*Problem to solve:*
In the entries that follow, find the word "tượng" and report each line it is on.

---------------

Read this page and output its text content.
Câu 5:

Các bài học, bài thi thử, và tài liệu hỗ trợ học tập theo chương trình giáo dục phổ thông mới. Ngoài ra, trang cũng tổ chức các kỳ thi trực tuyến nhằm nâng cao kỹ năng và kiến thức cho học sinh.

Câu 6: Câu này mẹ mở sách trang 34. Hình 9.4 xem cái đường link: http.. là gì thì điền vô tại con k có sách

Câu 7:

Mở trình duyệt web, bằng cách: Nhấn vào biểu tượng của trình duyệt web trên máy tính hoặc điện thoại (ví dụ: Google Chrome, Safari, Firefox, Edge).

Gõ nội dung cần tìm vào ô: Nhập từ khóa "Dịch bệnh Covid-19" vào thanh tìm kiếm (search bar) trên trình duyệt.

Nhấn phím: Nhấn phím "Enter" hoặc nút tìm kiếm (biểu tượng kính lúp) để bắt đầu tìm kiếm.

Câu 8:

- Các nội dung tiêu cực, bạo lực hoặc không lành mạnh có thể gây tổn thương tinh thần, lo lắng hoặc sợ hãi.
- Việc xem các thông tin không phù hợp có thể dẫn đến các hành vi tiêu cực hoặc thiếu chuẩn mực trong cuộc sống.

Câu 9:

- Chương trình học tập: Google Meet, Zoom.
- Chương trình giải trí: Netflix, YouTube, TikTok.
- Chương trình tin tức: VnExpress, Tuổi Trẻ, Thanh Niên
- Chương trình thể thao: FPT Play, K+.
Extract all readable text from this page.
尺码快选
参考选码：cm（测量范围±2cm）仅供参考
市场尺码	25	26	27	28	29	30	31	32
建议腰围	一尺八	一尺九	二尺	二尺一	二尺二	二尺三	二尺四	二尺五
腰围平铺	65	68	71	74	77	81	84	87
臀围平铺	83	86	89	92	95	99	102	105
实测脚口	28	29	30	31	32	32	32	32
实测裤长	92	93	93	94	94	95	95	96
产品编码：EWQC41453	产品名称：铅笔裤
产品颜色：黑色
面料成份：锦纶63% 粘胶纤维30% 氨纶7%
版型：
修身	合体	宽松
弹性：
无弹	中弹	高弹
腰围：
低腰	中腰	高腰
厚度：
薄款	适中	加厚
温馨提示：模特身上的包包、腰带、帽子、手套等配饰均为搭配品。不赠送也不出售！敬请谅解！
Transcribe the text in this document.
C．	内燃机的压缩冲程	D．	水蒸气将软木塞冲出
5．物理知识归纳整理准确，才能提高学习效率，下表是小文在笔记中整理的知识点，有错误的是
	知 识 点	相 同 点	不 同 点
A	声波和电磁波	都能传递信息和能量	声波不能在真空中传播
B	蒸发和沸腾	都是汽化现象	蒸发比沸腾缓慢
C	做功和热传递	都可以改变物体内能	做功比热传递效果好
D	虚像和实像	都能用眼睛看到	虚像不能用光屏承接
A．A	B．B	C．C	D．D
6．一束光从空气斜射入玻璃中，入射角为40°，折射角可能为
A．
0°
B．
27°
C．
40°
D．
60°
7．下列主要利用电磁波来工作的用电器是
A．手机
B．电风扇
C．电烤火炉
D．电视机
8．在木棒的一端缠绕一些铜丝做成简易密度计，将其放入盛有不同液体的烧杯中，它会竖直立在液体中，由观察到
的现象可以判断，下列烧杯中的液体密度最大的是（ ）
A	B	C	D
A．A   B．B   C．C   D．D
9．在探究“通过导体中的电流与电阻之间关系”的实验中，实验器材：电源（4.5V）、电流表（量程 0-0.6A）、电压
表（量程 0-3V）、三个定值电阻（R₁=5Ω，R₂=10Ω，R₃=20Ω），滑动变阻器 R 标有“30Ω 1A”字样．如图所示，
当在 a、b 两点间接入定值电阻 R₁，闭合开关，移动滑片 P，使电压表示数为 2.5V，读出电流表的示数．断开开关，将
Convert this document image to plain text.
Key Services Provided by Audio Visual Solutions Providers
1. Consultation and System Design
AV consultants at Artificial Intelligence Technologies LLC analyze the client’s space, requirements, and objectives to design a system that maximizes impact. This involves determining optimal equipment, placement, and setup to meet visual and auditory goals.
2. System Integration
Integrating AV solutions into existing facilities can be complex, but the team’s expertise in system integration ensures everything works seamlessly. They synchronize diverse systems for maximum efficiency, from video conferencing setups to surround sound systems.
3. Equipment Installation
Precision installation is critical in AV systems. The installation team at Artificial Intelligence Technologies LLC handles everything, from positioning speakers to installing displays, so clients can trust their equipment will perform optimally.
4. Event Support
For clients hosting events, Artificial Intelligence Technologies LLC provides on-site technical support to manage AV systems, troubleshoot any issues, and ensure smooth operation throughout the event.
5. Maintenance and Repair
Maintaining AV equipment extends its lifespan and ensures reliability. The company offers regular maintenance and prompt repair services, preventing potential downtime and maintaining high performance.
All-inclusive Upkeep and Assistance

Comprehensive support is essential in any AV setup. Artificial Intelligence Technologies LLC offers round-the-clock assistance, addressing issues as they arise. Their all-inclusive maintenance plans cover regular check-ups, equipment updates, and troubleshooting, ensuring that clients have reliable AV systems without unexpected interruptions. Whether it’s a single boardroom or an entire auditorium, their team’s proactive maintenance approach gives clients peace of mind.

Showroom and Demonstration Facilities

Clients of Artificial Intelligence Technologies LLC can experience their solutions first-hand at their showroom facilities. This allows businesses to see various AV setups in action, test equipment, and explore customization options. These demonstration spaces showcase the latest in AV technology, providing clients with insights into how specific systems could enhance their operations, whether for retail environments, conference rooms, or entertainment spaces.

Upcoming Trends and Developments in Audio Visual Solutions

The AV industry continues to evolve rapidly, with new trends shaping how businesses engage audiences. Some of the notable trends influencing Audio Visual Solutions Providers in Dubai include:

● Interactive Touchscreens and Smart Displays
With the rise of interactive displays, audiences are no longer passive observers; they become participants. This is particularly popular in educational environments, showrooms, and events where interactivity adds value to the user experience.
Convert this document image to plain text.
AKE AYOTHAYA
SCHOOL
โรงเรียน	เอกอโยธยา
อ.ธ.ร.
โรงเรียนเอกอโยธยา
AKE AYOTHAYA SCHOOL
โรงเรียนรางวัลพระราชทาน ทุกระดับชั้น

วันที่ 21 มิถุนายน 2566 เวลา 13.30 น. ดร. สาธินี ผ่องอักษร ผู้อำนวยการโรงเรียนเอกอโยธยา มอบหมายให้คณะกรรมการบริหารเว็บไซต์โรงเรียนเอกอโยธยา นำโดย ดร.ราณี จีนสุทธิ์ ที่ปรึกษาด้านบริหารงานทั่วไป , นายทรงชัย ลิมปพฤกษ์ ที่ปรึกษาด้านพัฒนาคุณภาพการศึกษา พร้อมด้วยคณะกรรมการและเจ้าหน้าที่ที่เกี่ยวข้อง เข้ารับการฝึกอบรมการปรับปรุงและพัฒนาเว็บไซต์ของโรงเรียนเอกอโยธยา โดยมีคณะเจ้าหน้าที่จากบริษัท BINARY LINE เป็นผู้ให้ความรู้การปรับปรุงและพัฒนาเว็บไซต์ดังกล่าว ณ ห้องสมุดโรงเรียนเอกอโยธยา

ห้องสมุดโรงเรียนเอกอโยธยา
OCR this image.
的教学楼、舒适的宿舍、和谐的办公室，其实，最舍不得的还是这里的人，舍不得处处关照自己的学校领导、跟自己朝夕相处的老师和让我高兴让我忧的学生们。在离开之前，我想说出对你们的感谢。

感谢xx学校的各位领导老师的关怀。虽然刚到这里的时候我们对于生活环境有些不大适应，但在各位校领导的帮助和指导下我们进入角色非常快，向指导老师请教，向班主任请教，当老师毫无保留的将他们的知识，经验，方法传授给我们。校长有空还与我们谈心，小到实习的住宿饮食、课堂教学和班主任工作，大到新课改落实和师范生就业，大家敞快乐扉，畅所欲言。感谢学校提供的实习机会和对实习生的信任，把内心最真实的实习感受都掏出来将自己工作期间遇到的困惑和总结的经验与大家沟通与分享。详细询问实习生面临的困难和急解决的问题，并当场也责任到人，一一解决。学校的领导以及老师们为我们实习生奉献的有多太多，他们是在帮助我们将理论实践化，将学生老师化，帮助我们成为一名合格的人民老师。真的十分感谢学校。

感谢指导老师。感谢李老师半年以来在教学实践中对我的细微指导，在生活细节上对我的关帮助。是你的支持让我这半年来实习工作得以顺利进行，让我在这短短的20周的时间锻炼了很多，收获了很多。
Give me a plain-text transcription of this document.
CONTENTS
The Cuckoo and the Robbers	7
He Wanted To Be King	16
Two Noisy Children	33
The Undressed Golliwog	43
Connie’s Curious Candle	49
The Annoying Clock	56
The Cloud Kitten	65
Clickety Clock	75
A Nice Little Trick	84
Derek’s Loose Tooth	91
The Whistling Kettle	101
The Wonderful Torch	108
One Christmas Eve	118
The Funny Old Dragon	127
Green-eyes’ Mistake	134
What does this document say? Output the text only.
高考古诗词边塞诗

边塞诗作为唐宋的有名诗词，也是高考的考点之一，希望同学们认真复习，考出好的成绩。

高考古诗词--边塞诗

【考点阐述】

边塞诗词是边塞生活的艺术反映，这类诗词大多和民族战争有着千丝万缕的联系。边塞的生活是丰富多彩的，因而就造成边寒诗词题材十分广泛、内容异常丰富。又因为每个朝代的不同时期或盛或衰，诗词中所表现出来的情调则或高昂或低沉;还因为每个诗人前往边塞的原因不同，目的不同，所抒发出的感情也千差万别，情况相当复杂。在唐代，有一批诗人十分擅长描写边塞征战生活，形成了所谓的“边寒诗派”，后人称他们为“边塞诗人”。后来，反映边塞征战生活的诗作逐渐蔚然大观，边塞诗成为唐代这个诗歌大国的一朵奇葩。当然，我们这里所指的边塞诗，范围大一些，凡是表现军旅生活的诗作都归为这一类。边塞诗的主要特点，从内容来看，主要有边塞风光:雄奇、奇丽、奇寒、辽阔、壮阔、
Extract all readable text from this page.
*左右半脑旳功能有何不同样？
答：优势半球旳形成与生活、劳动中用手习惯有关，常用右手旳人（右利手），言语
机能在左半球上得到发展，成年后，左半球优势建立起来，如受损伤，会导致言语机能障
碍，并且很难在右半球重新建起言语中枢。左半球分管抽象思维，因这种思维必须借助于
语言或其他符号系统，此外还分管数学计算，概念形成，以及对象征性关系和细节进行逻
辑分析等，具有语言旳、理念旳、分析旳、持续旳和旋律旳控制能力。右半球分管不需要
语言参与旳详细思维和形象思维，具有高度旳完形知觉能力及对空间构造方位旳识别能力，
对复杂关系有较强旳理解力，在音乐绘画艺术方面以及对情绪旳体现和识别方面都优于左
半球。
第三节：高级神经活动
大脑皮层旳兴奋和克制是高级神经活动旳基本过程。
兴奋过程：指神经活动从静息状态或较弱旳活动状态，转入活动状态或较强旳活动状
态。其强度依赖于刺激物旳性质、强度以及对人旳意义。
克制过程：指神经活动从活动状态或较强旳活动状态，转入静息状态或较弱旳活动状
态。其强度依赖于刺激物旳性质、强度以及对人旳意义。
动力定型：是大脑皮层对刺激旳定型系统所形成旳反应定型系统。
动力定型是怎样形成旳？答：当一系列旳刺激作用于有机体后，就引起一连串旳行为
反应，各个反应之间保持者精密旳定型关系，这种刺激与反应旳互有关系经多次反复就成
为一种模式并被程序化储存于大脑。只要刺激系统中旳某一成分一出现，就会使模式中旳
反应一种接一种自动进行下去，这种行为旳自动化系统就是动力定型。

---------------

*Response to this exercise:*
Mở trình duyệt web, bằng cách: Nhấn vào biểu tượng của trình duyệt web trên máy tính hoặc điện thoại (ví dụ: Google Chrome, Safari, Firefox, Edge).
Nhấn phím: Nhấn phím "Enter" hoặc nút tìm kiếm (biểu tượng kính lúp) để bắt đầu tìm kiếm.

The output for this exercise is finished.